----- Excerpted records

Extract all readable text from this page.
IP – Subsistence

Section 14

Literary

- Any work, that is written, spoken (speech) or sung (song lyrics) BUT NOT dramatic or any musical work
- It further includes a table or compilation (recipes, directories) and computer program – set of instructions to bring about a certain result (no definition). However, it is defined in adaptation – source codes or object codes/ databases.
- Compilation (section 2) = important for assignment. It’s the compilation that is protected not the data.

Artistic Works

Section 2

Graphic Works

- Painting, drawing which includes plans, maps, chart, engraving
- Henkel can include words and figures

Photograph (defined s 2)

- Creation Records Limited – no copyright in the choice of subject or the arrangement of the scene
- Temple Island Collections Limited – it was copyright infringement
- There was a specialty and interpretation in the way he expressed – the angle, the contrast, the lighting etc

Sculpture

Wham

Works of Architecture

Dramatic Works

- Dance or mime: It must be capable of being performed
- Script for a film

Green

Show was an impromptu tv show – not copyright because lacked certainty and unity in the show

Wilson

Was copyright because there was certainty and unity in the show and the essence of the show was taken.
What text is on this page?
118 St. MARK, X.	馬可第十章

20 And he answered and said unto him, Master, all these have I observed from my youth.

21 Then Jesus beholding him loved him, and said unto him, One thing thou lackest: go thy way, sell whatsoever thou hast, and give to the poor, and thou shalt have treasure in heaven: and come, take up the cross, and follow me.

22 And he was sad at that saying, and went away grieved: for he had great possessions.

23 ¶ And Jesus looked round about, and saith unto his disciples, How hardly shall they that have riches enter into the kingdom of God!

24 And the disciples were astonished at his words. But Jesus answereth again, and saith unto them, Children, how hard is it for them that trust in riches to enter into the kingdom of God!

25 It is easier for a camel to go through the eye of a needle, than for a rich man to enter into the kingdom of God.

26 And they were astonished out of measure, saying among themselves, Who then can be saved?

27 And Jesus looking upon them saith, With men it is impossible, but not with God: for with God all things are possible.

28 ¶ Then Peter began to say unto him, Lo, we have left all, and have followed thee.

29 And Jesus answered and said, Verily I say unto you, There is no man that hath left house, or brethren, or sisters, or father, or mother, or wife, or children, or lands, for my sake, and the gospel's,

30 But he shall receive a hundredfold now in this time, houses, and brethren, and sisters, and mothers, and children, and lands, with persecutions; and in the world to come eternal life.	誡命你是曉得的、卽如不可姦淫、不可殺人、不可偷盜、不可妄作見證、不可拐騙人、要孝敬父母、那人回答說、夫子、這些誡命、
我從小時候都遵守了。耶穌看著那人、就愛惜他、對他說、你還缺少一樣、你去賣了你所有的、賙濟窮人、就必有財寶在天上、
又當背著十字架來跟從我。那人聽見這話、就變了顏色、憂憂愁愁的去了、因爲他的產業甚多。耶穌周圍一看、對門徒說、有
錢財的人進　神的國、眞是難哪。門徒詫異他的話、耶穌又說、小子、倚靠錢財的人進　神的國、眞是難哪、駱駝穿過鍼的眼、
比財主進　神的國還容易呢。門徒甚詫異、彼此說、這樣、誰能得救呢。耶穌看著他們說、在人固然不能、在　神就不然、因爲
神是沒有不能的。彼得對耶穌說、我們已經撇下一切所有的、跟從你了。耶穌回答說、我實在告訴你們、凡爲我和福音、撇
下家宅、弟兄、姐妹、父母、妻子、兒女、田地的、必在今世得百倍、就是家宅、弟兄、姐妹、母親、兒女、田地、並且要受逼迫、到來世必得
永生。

----------

What the exercise asks
In the entries above, find lines with "from" and copy each.

Exercise solution
Extract all readable text from this page.
20 And he answered and said unto him, Master, all these have I observed from my youth.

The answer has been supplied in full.